• [WORK TO DO] Can you reproduce this data with every "semi-detached" replaced by "terraced" and nothing else altered?

• [PROVIDED ENTRIES]
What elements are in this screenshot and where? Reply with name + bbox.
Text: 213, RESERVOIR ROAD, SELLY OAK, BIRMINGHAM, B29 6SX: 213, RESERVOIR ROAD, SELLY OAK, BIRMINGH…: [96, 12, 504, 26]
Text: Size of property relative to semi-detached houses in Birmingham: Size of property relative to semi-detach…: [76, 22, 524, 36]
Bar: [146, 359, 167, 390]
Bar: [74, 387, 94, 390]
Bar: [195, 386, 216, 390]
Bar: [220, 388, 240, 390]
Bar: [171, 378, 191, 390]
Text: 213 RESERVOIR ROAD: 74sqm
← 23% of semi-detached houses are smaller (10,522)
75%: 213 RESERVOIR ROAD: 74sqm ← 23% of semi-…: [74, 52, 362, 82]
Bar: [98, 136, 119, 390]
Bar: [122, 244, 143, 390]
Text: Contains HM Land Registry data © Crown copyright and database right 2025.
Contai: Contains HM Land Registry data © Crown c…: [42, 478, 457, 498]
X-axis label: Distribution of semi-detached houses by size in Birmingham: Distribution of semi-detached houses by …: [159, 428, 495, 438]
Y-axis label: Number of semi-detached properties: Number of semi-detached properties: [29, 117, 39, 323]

• [RESULT OF THE TASK]
What elements are in this screenshot and where? Reply with name + bbox.
Text: 213, RESERVOIR ROAD, SELLY OAK, BIRMINGHAM, B29 6SX: 213, RESERVOIR ROAD, SELLY OAK, BIRMINGH…: [96, 12, 504, 26]
Text: Size of property relative to terraced houses in Birmingham: Size of property relative to semi-detach…: [76, 22, 524, 36]
Bar: [146, 359, 167, 390]
Bar: [74, 387, 94, 390]
Bar: [195, 386, 216, 390]
Bar: [220, 388, 240, 390]
Bar: [171, 378, 191, 390]
Text: 213 RESERVOIR ROAD: 74sqm
← 23% of terraced houses are smaller (10,522)
75%: 213 RESERVOIR ROAD: 74sqm ← 23% of semi-…: [74, 52, 362, 82]
Bar: [98, 136, 119, 390]
Bar: [122, 244, 143, 390]
Text: Contains HM Land Registry data © Crown copyright and database right 2025.
Contai: Contains HM Land Registry data © Crown c…: [42, 478, 457, 498]
X-axis label: Distribution of terraced houses by size in Birmingham: Distribution of terraced houses by …: [159, 428, 495, 438]
Y-axis label: Number of terraced properties: Number of terraced properties: [29, 117, 39, 323]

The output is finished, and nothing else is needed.